» **Given exercise**
Take from the listing each line that has the string "more".

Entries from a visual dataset
= = = = =
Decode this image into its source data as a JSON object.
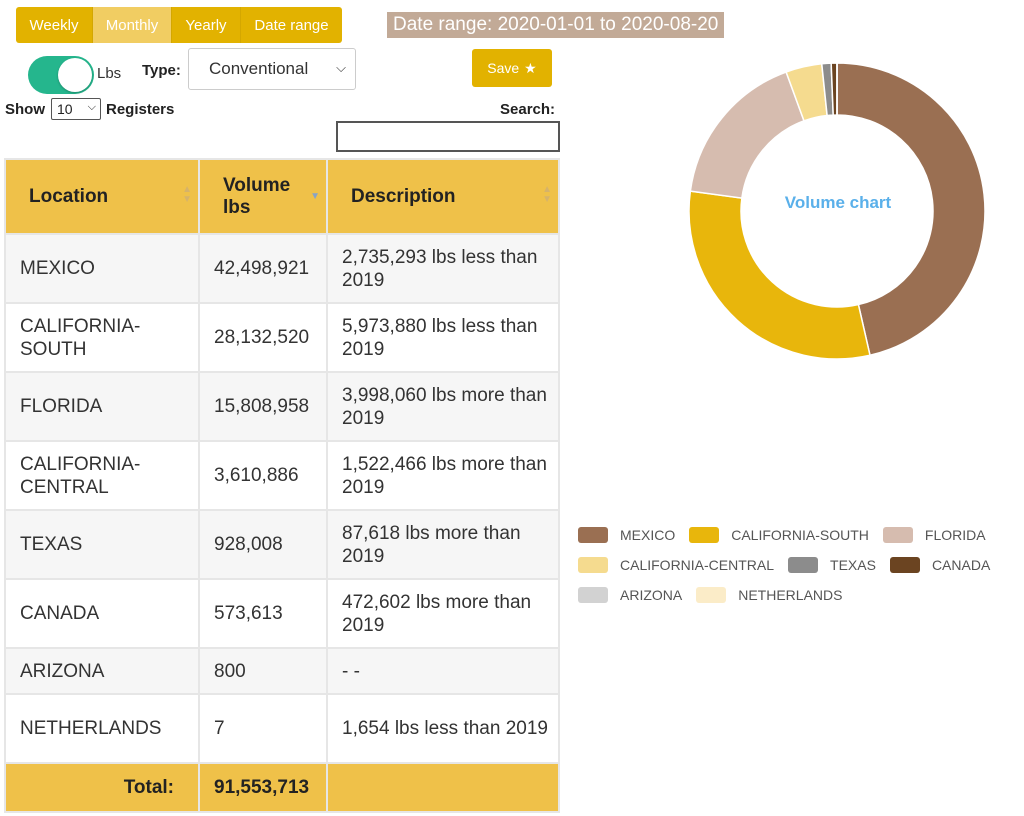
{
  "periods": [
    "Weekly",
    "Monthly",
    "Yearly",
    "Date range"
  ],
  "active_period": "Monthly",
  "date_range_label": "Date range: 2020-01-01 to 2020-08-20",
  "unit_toggle": {
    "label": "Lbs",
    "on": true,
    "color": "#25b68d"
  },
  "type_filter": {
    "label": "Type:",
    "value": "Conventional"
  },
  "save_button": {
    "label": "Save",
    "icon": "star-icon"
  },
  "table_controls": {
    "show_label": "Show",
    "length_value": "10",
    "registers_label": "Registers",
    "search_label": "Search:",
    "search_value": ""
  },
  "table": {
    "headers": [
      {
        "label": "Location",
        "sort": "both"
      },
      {
        "label": "Volume lbs",
        "sort": "desc"
      },
      {
        "label": "Description",
        "sort": "both"
      }
    ],
    "rows": [
      {
        "location": "MEXICO",
        "volume": "42,498,921",
        "description": "2,735,293 lbs less than 2019"
      },
      {
        "location": "CALIFORNIA-SOUTH",
        "volume": "28,132,520",
        "description": "5,973,880 lbs less than 2019"
      },
      {
        "location": "FLORIDA",
        "volume": "15,808,958",
        "description": "3,998,060 lbs more than 2019"
      },
      {
        "location": "CALIFORNIA-CENTRAL",
        "volume": "3,610,886",
        "description": "1,522,466 lbs more than 2019"
      },
      {
        "location": "TEXAS",
        "volume": "928,008",
        "description": "87,618 lbs more than 2019"
      },
      {
        "location": "CANADA",
        "volume": "573,613",
        "description": "472,602 lbs more than 2019"
      },
      {
        "location": "ARIZONA",
        "volume": "800",
        "description": "- -"
      },
      {
        "location": "NETHERLANDS",
        "volume": "7",
        "description": "1,654 lbs less than 2019"
      }
    ],
    "footer": {
      "label": "Total:",
      "value": "91,553,713"
    }
  },
  "chart_title": "Volume chart",
  "chart_data": {
    "type": "pie",
    "title": "Volume chart",
    "categories": [
      "MEXICO",
      "CALIFORNIA-SOUTH",
      "FLORIDA",
      "CALIFORNIA-CENTRAL",
      "TEXAS",
      "CANADA",
      "ARIZONA",
      "NETHERLANDS"
    ],
    "values": [
      42498921,
      28132520,
      15808958,
      3610886,
      928008,
      573613,
      800,
      7
    ],
    "colors": [
      "#9a6f52",
      "#e8b60c",
      "#d6bcaf",
      "#f5db8f",
      "#8c8c8c",
      "#6b4421",
      "#d2d2d2",
      "#fbecc8"
    ],
    "legend": "bottom"
  },
  "colors": {
    "accent": "#e2b200",
    "header_bg": "#efc149",
    "range_label_bg": "#c2aa97",
    "chart_title": "#5ab0ea"
  }
}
= = = = =
» **Result below**
        "description": "3,998,060 lbs more than 2019"
        "description": "1,522,466 lbs more than 2019"
        "description": "87,618 lbs more than 2019"
        "description": "472,602 lbs more than 2019"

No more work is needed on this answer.